§ **Exercise requirements**: Present the stretch of items that opens with the line containing "Give bounding boxes" and closes with the line containing "reports-header: Reportes <box>1069" as a Markdown table with the columns No. and Entry, one numbered row per line. Leave out blank lines and pictures.

══ Available records

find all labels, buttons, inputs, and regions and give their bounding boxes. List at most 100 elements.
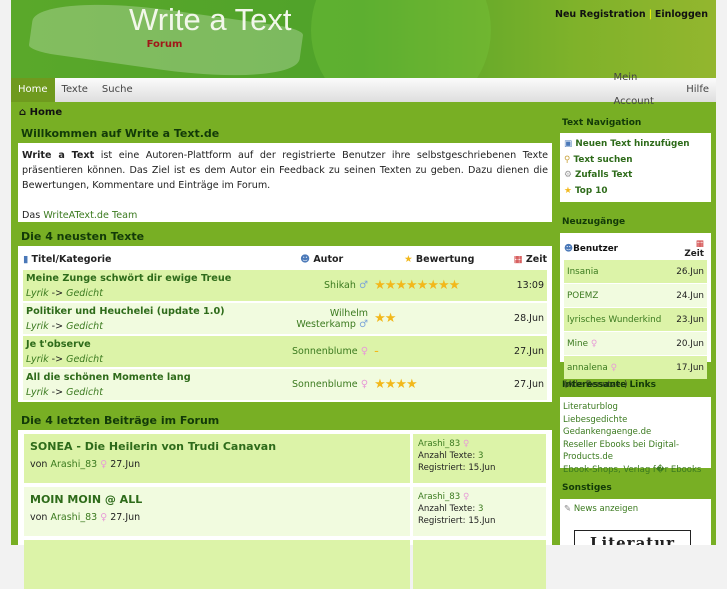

════
══ Available records

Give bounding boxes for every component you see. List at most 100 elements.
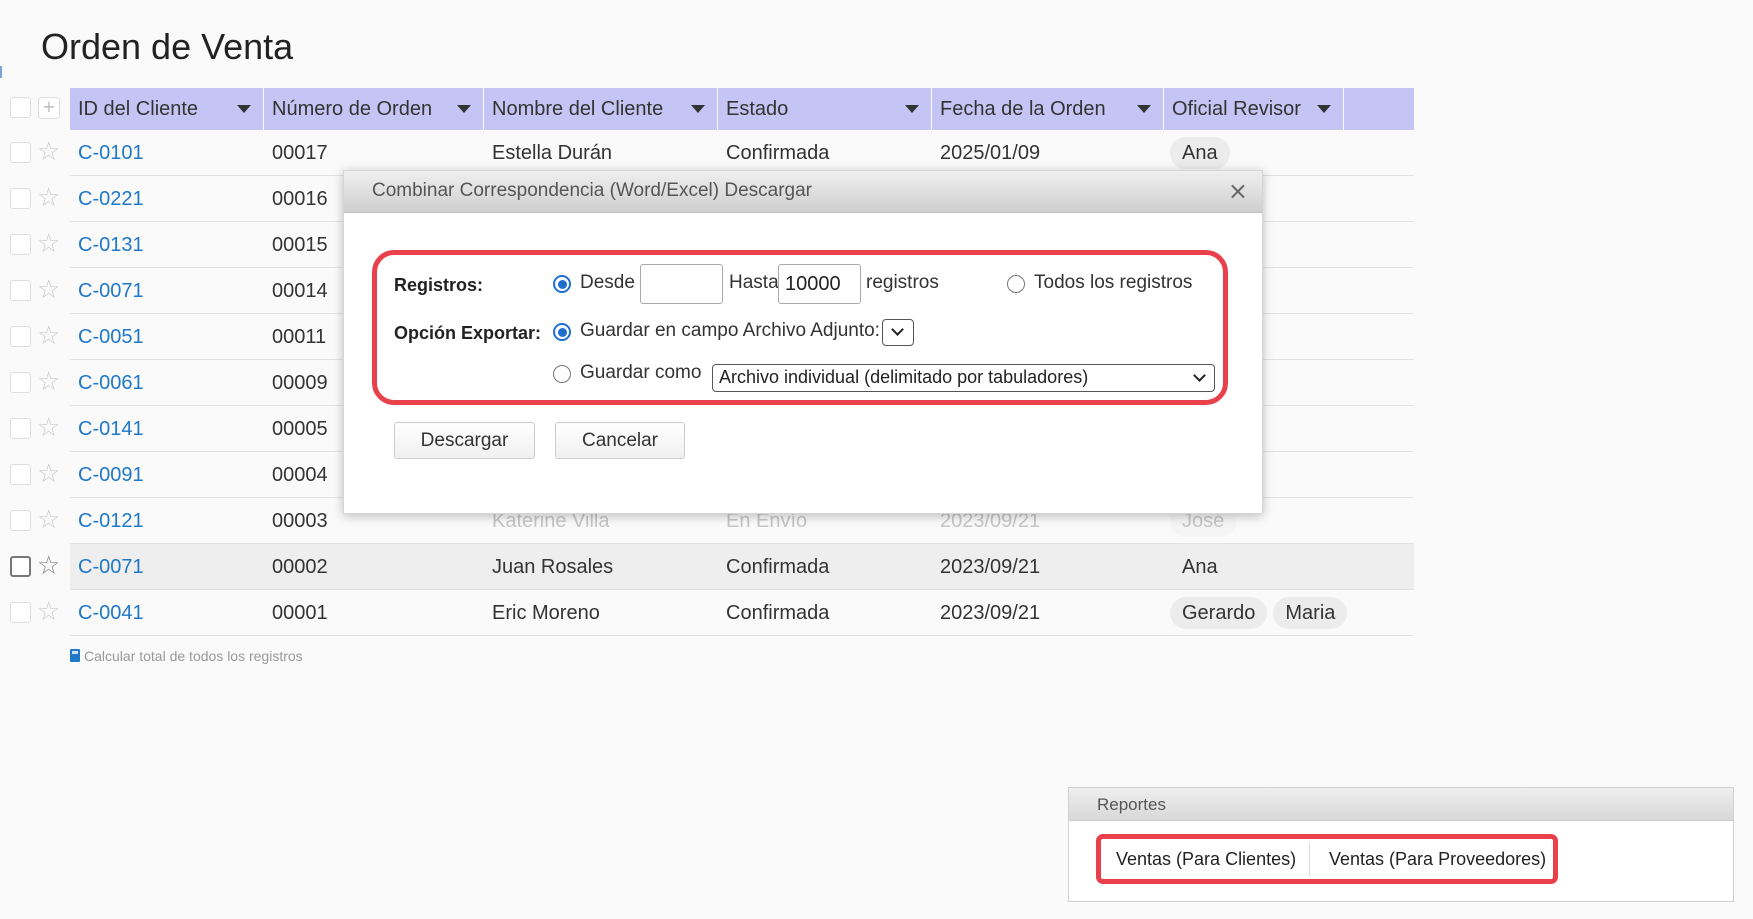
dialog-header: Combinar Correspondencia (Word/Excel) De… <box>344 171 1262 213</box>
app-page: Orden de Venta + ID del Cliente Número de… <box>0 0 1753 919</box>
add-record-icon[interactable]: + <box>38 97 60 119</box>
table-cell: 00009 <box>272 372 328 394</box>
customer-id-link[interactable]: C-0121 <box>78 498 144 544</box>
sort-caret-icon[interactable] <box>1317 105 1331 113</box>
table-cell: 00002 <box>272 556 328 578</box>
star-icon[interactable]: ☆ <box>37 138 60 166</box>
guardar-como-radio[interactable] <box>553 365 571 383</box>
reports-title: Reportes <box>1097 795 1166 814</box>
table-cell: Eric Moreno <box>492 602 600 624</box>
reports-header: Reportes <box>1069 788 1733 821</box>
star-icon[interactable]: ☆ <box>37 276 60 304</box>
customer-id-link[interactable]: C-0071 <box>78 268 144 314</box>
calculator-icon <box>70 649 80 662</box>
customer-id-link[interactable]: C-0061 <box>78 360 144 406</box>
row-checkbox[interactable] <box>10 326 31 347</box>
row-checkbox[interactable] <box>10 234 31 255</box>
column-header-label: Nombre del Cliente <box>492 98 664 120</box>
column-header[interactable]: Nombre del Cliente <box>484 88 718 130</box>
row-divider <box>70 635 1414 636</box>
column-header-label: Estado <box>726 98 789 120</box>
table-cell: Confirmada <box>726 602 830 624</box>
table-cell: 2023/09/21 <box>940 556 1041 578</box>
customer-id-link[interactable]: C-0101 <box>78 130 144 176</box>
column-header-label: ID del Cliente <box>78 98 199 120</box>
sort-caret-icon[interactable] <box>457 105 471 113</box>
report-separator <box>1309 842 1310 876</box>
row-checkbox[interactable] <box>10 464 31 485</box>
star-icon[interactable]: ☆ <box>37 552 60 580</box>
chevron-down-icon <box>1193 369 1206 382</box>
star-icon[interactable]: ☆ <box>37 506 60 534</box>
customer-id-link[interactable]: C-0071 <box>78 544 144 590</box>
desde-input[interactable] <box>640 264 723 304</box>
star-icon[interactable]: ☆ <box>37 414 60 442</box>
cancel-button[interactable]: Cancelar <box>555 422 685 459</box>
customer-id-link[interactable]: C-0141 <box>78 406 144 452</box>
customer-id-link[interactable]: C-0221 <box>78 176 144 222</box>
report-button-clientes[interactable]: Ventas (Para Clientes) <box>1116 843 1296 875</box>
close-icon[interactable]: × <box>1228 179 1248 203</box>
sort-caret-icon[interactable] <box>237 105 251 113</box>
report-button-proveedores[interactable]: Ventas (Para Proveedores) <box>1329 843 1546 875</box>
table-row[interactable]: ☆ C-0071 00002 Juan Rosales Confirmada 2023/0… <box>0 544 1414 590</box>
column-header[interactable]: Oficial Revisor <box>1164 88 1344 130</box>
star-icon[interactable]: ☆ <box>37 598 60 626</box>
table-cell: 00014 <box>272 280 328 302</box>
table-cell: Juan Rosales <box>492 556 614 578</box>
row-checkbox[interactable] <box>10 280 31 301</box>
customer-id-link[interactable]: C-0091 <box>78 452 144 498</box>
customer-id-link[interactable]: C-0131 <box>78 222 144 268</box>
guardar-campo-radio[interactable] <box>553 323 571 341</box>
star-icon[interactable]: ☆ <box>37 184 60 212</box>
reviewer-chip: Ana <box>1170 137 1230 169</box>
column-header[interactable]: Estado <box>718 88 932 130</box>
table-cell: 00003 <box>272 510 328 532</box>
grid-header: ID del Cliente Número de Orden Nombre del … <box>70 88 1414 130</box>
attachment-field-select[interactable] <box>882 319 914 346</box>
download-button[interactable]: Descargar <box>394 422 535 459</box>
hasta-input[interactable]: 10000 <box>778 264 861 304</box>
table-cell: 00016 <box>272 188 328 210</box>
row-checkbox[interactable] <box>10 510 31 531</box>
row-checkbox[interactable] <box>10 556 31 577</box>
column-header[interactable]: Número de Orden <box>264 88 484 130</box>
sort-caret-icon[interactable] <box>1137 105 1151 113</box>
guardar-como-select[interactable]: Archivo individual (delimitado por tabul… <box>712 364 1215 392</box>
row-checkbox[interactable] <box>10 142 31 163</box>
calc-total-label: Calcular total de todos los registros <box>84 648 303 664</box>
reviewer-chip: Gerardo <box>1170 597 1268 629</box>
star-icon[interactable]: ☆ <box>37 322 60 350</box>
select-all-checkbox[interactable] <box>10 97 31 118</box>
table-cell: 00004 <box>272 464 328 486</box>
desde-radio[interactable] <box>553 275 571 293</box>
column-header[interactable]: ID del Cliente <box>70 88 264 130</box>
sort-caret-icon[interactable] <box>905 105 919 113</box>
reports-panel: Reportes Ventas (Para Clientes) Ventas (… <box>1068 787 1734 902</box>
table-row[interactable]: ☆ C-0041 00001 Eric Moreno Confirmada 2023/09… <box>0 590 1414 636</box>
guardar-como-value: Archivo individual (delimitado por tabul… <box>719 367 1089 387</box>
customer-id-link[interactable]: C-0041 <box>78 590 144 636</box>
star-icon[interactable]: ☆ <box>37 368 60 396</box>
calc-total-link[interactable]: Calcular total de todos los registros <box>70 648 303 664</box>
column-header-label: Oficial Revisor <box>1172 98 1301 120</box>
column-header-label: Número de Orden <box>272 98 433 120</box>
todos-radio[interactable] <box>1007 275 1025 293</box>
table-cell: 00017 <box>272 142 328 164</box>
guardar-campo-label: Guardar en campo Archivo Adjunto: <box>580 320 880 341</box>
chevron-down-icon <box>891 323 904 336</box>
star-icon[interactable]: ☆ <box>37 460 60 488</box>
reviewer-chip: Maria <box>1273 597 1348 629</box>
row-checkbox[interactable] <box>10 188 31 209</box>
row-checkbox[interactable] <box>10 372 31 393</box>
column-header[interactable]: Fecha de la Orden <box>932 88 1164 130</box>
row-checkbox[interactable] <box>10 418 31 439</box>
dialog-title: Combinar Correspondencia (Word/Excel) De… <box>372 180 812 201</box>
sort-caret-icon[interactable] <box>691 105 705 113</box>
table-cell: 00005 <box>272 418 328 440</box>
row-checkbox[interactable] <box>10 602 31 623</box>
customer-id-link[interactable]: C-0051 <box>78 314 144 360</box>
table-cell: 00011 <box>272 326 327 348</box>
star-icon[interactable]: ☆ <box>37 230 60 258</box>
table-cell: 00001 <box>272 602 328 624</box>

════
══ Available records

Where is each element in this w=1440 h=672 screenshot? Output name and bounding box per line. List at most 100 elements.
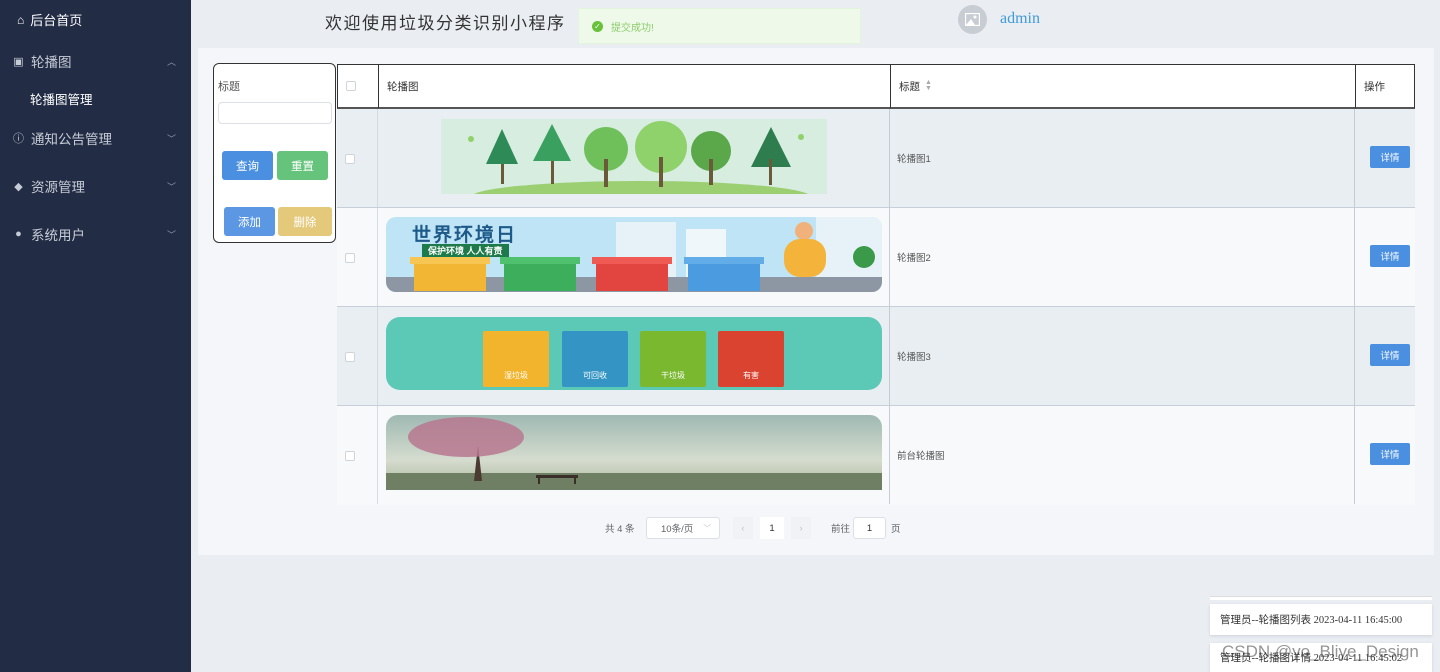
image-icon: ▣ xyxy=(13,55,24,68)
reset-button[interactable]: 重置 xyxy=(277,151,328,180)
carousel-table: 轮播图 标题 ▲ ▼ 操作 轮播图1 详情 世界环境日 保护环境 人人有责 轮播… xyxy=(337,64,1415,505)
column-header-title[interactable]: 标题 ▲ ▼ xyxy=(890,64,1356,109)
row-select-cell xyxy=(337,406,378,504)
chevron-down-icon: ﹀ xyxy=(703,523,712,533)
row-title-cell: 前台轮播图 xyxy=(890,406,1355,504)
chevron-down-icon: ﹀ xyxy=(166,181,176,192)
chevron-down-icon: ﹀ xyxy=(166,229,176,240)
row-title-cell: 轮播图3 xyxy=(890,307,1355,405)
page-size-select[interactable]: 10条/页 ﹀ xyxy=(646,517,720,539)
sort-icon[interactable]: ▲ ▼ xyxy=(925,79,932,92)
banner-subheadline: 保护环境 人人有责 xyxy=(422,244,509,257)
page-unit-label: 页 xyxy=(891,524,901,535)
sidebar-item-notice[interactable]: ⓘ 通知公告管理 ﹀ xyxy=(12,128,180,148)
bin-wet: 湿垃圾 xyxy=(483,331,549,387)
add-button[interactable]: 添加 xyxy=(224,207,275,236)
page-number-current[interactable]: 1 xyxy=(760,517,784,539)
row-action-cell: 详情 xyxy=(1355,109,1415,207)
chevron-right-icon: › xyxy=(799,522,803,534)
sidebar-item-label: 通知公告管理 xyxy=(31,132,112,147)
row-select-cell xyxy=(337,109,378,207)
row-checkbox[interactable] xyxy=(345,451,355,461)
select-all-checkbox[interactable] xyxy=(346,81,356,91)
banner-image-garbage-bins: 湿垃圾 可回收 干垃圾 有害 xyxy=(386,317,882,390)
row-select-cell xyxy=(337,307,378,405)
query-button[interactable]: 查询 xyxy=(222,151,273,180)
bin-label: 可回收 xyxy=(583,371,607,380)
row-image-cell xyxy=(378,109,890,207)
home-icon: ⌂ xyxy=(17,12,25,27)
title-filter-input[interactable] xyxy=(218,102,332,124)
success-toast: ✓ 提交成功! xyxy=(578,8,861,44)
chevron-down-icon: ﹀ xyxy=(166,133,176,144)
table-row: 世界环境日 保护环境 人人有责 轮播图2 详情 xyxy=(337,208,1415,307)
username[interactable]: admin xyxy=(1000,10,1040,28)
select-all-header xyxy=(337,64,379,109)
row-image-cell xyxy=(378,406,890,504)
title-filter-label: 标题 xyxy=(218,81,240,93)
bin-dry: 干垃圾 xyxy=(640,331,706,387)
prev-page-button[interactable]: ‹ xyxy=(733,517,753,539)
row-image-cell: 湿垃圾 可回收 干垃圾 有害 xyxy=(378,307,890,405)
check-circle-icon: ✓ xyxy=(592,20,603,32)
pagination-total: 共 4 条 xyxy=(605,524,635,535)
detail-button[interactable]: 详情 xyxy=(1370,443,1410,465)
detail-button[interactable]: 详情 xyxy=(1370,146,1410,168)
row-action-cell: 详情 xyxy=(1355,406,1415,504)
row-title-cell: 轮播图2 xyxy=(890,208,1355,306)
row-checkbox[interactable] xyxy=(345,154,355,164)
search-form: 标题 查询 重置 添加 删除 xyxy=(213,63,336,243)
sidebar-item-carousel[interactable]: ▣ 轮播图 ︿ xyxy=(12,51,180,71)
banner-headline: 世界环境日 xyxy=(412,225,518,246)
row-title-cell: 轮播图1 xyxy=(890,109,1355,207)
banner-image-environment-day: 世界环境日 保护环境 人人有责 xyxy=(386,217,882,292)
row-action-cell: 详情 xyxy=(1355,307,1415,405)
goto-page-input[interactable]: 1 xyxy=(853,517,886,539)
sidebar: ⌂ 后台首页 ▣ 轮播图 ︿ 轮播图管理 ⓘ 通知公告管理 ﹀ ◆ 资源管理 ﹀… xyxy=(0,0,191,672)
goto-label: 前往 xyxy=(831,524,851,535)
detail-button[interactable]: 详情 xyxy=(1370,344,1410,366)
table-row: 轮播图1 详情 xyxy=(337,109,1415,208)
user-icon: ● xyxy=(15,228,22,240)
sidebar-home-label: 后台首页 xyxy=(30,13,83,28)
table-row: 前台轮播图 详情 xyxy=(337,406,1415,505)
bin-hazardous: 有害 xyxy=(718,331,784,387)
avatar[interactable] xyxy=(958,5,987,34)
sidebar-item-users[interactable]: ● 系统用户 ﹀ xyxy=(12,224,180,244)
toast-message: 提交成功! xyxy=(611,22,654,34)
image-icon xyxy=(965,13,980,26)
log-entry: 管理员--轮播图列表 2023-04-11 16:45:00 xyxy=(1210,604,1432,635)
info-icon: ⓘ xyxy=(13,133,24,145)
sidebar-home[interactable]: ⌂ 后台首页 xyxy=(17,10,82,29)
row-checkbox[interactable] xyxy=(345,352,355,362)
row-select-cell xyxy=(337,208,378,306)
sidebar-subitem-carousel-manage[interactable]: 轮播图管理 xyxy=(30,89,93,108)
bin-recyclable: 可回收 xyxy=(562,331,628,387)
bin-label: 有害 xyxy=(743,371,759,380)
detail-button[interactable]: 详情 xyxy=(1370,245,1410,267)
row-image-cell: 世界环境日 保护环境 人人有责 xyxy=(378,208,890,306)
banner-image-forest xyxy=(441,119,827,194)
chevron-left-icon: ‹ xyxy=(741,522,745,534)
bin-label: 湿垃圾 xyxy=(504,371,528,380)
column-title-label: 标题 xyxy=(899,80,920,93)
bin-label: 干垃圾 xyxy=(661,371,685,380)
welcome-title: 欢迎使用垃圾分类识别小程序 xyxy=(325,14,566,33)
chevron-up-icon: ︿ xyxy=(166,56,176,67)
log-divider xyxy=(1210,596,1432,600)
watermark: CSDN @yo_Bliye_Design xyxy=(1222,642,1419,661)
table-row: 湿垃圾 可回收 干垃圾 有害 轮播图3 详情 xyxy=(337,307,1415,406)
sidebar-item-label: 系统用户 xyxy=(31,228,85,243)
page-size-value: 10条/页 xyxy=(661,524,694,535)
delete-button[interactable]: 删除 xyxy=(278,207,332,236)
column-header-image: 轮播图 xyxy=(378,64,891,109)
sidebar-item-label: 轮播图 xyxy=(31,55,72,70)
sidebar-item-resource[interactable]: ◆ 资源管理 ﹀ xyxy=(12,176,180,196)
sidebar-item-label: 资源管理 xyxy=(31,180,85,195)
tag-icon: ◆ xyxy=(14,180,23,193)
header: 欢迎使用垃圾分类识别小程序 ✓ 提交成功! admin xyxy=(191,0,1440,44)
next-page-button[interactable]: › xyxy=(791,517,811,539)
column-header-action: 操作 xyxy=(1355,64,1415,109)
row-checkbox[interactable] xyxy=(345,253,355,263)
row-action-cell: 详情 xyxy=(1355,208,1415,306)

════

§ **Result of this task**:
| No. | Entry |
|---|---|
| 1 | Give bounding boxes for every component you see. List at most 100 elements. |
| 2 | dialog-header: Combinar Correspondencia (Word/Excel) De… <box>344 171 1262 213</box> |
| 3 | app-page: Orden de Venta + ID del Cliente Número de… <box>0 0 1753 919</box> |
| 4 | add-record-icon[interactable]: + <box>38 97 60 119</box> |
| 5 | table-cell: 00009 <box>272 372 328 394</box> |
| 6 | customer-id-link[interactable]: C-0121 <box>78 498 144 544</box> |
| 7 | sort-caret-icon[interactable] <box>1317 105 1331 113</box> |
| 8 | table-cell: 00002 <box>272 556 328 578</box> |
| 9 | star-icon[interactable]: ☆ <box>37 138 60 166</box> |
| 10 | guardar-como-radio[interactable] <box>553 365 571 383</box> |
| 11 | reports-title: Reportes <box>1097 795 1166 814</box> |
| 12 | table-cell: Eric Moreno <box>492 602 600 624</box> |
| 13 | reports-header: Reportes <box>1069 788 1733 821</box> |